• Dataset rows about figures
--------

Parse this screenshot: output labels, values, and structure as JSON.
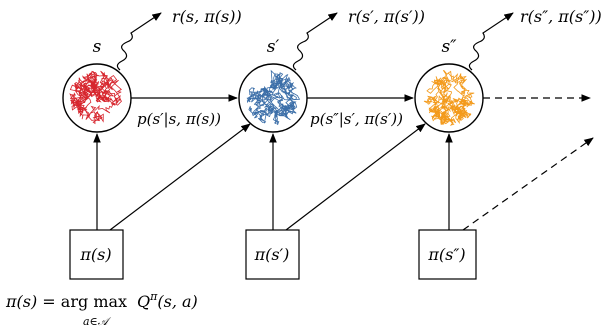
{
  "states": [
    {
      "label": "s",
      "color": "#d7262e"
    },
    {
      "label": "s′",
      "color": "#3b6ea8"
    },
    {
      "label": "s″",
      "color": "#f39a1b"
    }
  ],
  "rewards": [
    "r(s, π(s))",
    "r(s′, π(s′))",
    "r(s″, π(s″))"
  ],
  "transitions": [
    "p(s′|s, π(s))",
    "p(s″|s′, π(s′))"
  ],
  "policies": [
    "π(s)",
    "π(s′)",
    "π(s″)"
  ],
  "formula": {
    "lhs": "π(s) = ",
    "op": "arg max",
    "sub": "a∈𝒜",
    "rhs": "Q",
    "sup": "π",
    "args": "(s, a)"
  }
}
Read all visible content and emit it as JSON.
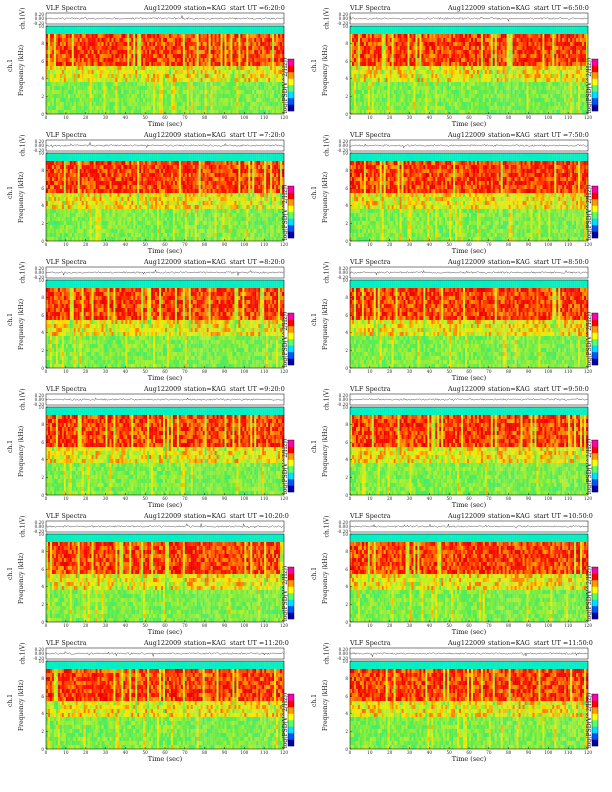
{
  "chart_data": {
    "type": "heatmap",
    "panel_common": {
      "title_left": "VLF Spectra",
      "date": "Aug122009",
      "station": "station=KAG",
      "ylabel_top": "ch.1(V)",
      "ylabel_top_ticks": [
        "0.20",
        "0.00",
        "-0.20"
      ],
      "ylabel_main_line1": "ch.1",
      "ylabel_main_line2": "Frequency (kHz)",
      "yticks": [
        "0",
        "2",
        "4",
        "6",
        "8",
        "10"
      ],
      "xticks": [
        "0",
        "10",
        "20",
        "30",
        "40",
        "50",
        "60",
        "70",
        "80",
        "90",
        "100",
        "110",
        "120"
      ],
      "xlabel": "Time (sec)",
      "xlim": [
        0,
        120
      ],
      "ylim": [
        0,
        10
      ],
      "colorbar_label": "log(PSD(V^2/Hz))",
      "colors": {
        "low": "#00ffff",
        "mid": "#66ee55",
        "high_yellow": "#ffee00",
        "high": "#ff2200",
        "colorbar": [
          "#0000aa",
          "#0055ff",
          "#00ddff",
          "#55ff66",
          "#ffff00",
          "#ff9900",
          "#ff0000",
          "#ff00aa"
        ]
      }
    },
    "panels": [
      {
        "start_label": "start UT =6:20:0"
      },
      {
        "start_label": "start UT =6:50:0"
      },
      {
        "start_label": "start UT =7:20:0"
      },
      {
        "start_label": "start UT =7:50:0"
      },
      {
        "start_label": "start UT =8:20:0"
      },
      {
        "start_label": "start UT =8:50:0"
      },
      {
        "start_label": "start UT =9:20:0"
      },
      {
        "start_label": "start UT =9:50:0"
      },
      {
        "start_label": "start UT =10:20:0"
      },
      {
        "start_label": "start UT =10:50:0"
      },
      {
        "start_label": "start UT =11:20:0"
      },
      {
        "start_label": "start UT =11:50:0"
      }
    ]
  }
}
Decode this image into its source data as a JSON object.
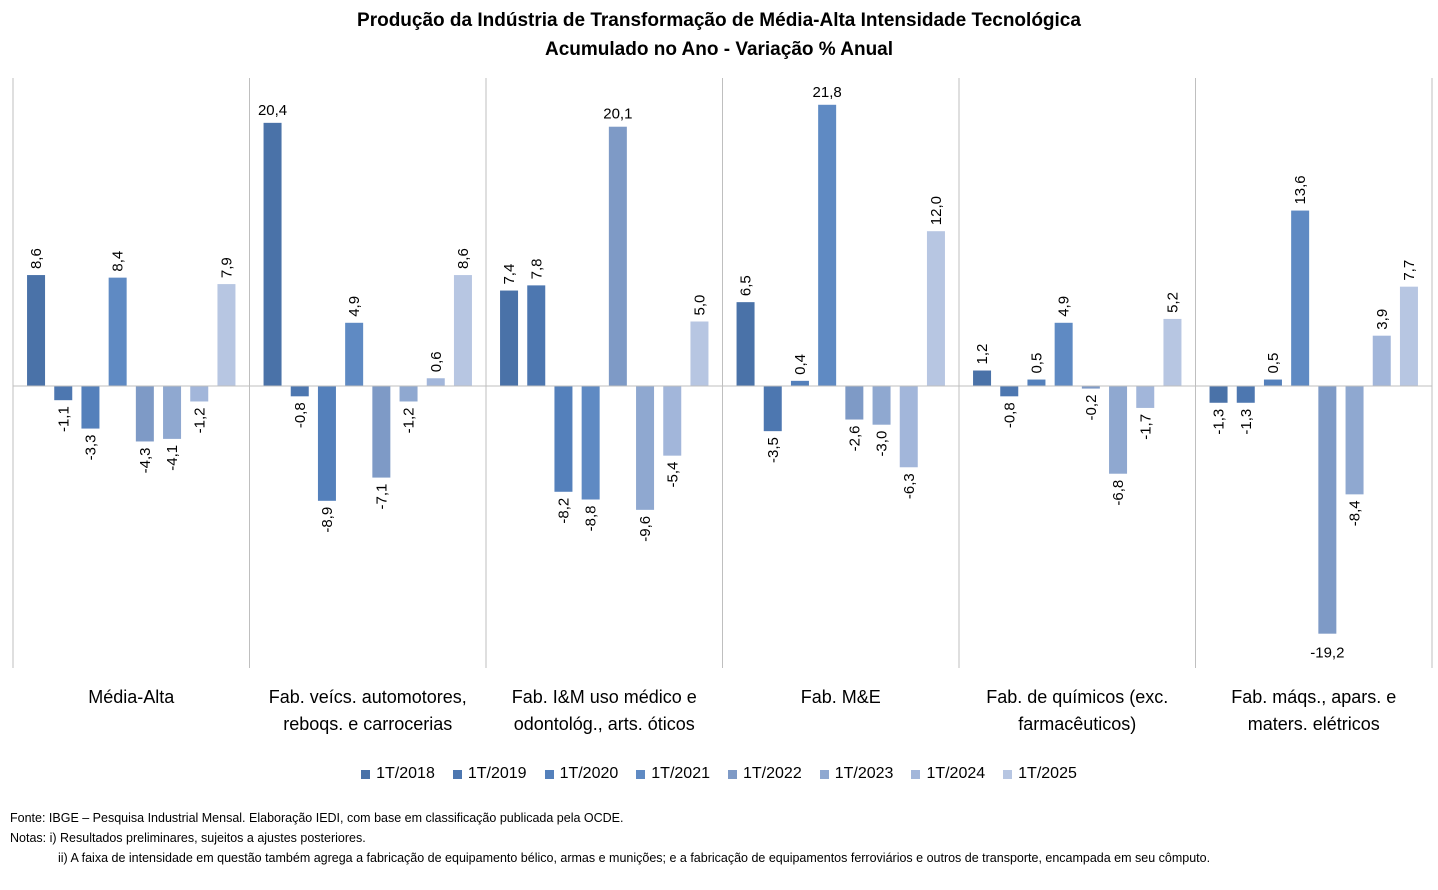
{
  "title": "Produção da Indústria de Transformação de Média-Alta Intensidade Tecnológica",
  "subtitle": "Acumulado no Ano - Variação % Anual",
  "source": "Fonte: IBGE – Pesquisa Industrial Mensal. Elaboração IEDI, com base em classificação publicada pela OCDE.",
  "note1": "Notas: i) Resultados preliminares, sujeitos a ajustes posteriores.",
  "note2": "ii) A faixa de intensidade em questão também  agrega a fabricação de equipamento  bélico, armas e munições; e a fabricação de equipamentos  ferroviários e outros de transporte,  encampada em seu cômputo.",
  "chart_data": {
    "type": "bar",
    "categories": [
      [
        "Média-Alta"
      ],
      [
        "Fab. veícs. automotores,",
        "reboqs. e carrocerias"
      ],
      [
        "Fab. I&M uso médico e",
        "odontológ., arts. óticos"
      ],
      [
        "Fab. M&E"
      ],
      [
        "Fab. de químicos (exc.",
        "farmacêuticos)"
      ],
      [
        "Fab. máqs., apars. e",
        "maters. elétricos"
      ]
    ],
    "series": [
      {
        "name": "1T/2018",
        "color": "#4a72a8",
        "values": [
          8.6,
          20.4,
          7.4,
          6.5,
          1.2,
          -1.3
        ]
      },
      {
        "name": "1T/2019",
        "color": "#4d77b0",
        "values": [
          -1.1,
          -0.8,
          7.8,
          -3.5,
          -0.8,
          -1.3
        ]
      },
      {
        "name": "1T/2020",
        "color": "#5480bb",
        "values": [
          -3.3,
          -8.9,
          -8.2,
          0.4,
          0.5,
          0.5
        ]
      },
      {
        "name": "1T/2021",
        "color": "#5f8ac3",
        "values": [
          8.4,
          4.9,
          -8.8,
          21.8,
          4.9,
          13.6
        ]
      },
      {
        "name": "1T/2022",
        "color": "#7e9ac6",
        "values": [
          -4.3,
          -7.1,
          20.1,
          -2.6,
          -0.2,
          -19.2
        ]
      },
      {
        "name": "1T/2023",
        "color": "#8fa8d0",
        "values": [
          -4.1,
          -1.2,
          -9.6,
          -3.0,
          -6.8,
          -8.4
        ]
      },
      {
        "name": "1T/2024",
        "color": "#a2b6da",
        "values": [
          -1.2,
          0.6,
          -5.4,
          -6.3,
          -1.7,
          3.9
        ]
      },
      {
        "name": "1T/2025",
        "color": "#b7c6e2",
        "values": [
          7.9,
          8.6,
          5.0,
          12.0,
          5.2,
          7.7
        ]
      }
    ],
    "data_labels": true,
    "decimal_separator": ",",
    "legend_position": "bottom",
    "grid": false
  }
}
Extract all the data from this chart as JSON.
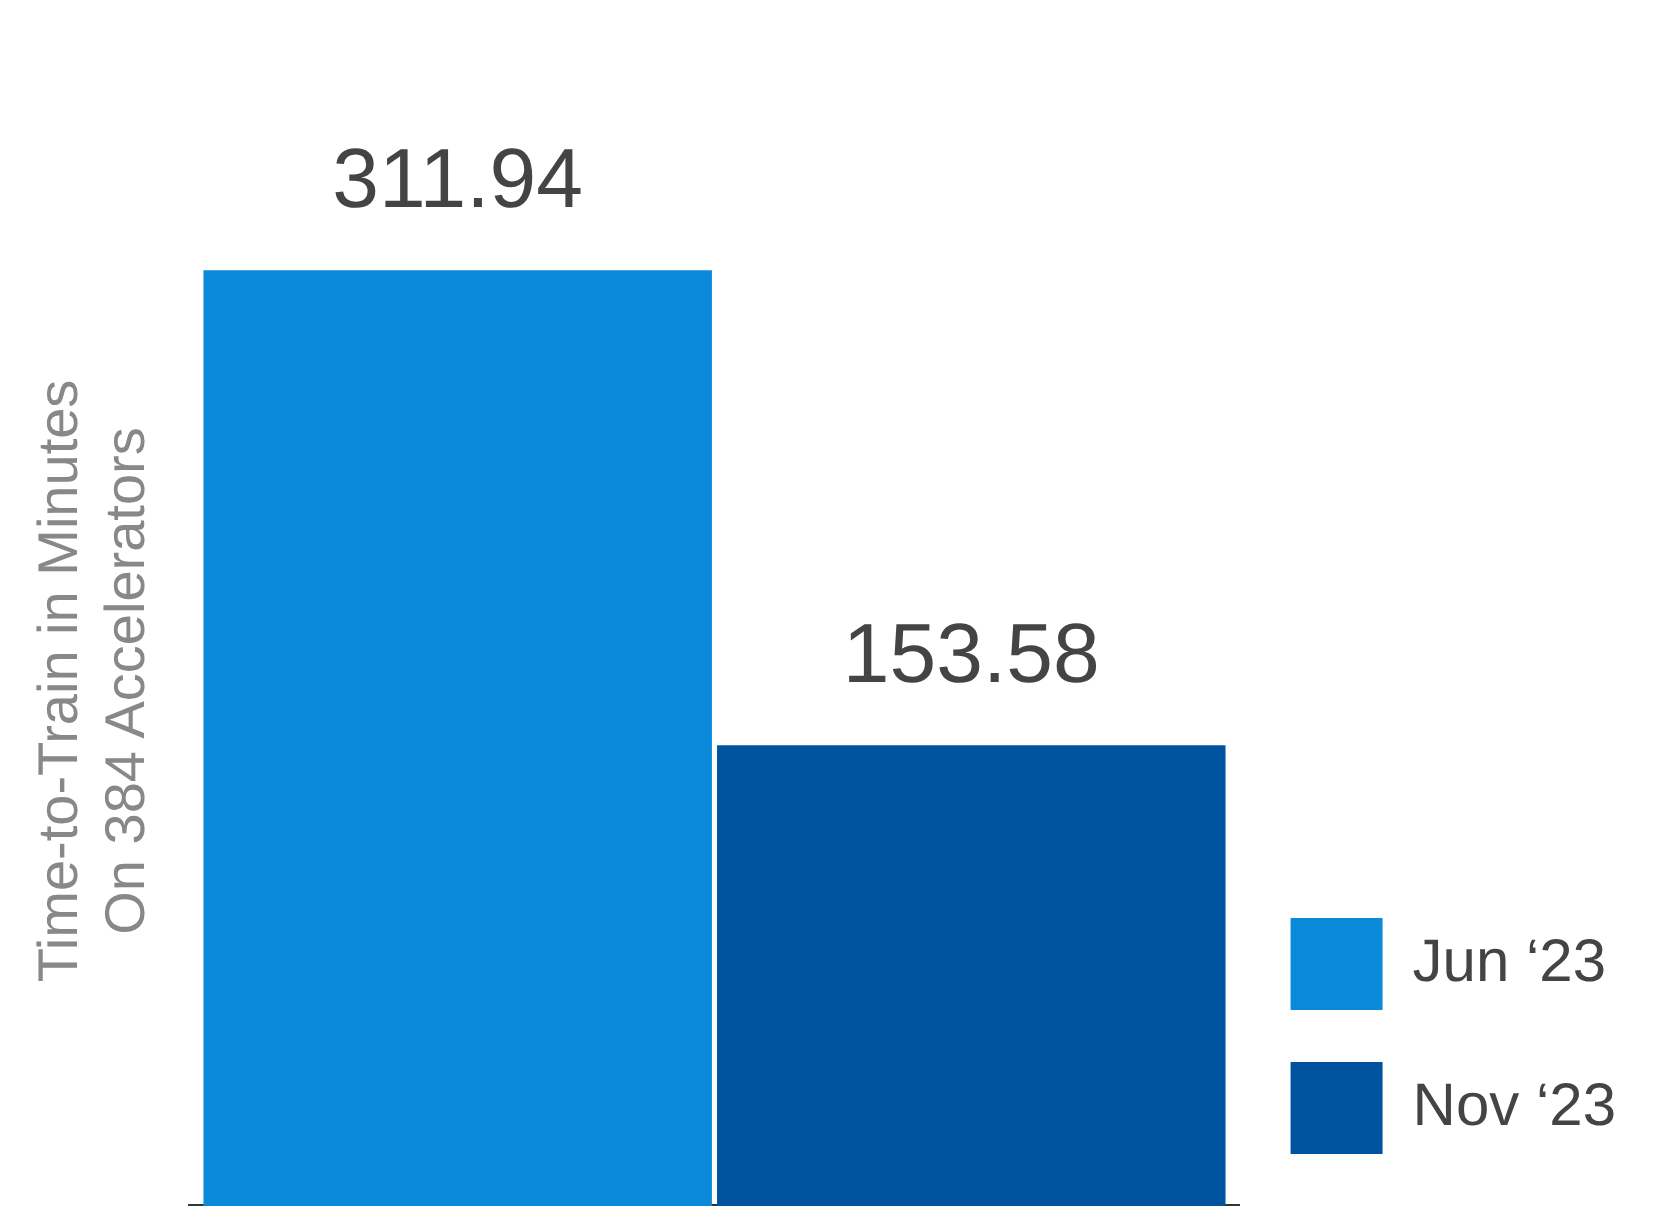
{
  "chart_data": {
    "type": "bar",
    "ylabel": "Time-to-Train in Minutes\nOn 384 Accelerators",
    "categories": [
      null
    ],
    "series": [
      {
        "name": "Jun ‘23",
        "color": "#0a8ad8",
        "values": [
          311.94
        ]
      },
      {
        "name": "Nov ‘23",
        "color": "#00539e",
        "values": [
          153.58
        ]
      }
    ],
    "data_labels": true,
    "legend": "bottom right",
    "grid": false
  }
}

--------

• TASK OBJECTIVE
Images should not appear in the copy; retype the listing above exactly.

• THE ANSWER
Parse this screenshot: output labels, values, and structure as JSON.
{
  "states": [
    {
      "label": "s",
      "color": "#d7262e"
    },
    {
      "label": "s′",
      "color": "#3b6ea8"
    },
    {
      "label": "s″",
      "color": "#f39a1b"
    }
  ],
  "rewards": [
    "r(s, π(s))",
    "r(s′, π(s′))",
    "r(s″, π(s″))"
  ],
  "transitions": [
    "p(s′|s, π(s))",
    "p(s″|s′, π(s′))"
  ],
  "policies": [
    "π(s)",
    "π(s′)",
    "π(s″)"
  ],
  "formula": {
    "lhs": "π(s) = ",
    "op": "arg max",
    "sub": "a∈𝒜",
    "rhs": "Q",
    "sup": "π",
    "args": "(s, a)"
  }
}
Read all visible content and emit it as JSON.
{
  "chart_data": {
    "type": "heatmap",
    "panel_common": {
      "title_left": "VLF Spectra",
      "date": "Aug122009",
      "station": "station=KAG",
      "ylabel_top": "ch.1(V)",
      "ylabel_top_ticks": [
        "0.20",
        "0.00",
        "-0.20"
      ],
      "ylabel_main_line1": "ch.1",
      "ylabel_main_line2": "Frequency (kHz)",
      "yticks": [
        "0",
        "2",
        "4",
        "6",
        "8",
        "10"
      ],
      "xticks": [
        "0",
        "10",
        "20",
        "30",
        "40",
        "50",
        "60",
        "70",
        "80",
        "90",
        "100",
        "110",
        "120"
      ],
      "xlabel": "Time (sec)",
      "xlim": [
        0,
        120
      ],
      "ylim": [
        0,
        10
      ],
      "colorbar_label": "log(PSD(V^2/Hz))",
      "colors": {
        "low": "#00ffff",
        "mid": "#66ee55",
        "high_yellow": "#ffee00",
        "high": "#ff2200",
        "colorbar": [
          "#0000aa",
          "#0055ff",
          "#00ddff",
          "#55ff66",
          "#ffff00",
          "#ff9900",
          "#ff0000",
          "#ff00aa"
        ]
      }
    },
    "panels": [
      {
        "start_label": "start UT =6:20:0"
      },
      {
        "start_label": "start UT =6:50:0"
      },
      {
        "start_label": "start UT =7:20:0"
      },
      {
        "start_label": "start UT =7:50:0"
      },
      {
        "start_label": "start UT =8:20:0"
      },
      {
        "start_label": "start UT =8:50:0"
      },
      {
        "start_label": "start UT =9:20:0"
      },
      {
        "start_label": "start UT =9:50:0"
      },
      {
        "start_label": "start UT =10:20:0"
      },
      {
        "start_label": "start UT =10:50:0"
      },
      {
        "start_label": "start UT =11:20:0"
      },
      {
        "start_label": "start UT =11:50:0"
      }
    ]
  }
}
Decode this image into its source data as a JSON object.
{
  "title": "Produção da Indústria de Transformação de Média-Alta Intensidade Tecnológica",
  "subtitle": "Acumulado no Ano - Variação % Anual",
  "source": "Fonte: IBGE – Pesquisa Industrial Mensal. Elaboração IEDI, com base em classificação publicada pela OCDE.",
  "note1": "Notas: i) Resultados preliminares, sujeitos a ajustes posteriores.",
  "note2": "ii) A faixa de intensidade em questão também  agrega a fabricação de equipamento  bélico, armas e munições; e a fabricação de equipamentos  ferroviários e outros de transporte,  encampada em seu cômputo.",
  "chart_data": {
    "type": "bar",
    "categories": [
      [
        "Média-Alta"
      ],
      [
        "Fab. veícs. automotores,",
        "reboqs. e carrocerias"
      ],
      [
        "Fab. I&M uso médico e",
        "odontológ., arts. óticos"
      ],
      [
        "Fab. M&E"
      ],
      [
        "Fab. de químicos (exc.",
        "farmacêuticos)"
      ],
      [
        "Fab. máqs., apars. e",
        "maters. elétricos"
      ]
    ],
    "series": [
      {
        "name": "1T/2018",
        "color": "#4a72a8",
        "values": [
          8.6,
          20.4,
          7.4,
          6.5,
          1.2,
          -1.3
        ]
      },
      {
        "name": "1T/2019",
        "color": "#4d77b0",
        "values": [
          -1.1,
          -0.8,
          7.8,
          -3.5,
          -0.8,
          -1.3
        ]
      },
      {
        "name": "1T/2020",
        "color": "#5480bb",
        "values": [
          -3.3,
          -8.9,
          -8.2,
          0.4,
          0.5,
          0.5
        ]
      },
      {
        "name": "1T/2021",
        "color": "#5f8ac3",
        "values": [
          8.4,
          4.9,
          -8.8,
          21.8,
          4.9,
          13.6
        ]
      },
      {
        "name": "1T/2022",
        "color": "#7e9ac6",
        "values": [
          -4.3,
          -7.1,
          20.1,
          -2.6,
          -0.2,
          -19.2
        ]
      },
      {
        "name": "1T/2023",
        "color": "#8fa8d0",
        "values": [
          -4.1,
          -1.2,
          -9.6,
          -3.0,
          -6.8,
          -8.4
        ]
      },
      {
        "name": "1T/2024",
        "color": "#a2b6da",
        "values": [
          -1.2,
          0.6,
          -5.4,
          -6.3,
          -1.7,
          3.9
        ]
      },
      {
        "name": "1T/2025",
        "color": "#b7c6e2",
        "values": [
          7.9,
          8.6,
          5.0,
          12.0,
          5.2,
          7.7
        ]
      }
    ],
    "data_labels": true,
    "decimal_separator": ",",
    "legend_position": "bottom",
    "grid": false
  }
}
Extract all the data from this chart as JSON.
{
  "chart_data": {
    "type": "bar",
    "ylabel": "Time-to-Train in Minutes\nOn 384 Accelerators",
    "categories": [
      null
    ],
    "series": [
      {
        "name": "Jun ‘23",
        "color": "#0a8ad8",
        "values": [
          311.94
        ]
      },
      {
        "name": "Nov ‘23",
        "color": "#00539e",
        "values": [
          153.58
        ]
      }
    ],
    "data_labels": true,
    "legend": "bottom right",
    "grid": false
  }
}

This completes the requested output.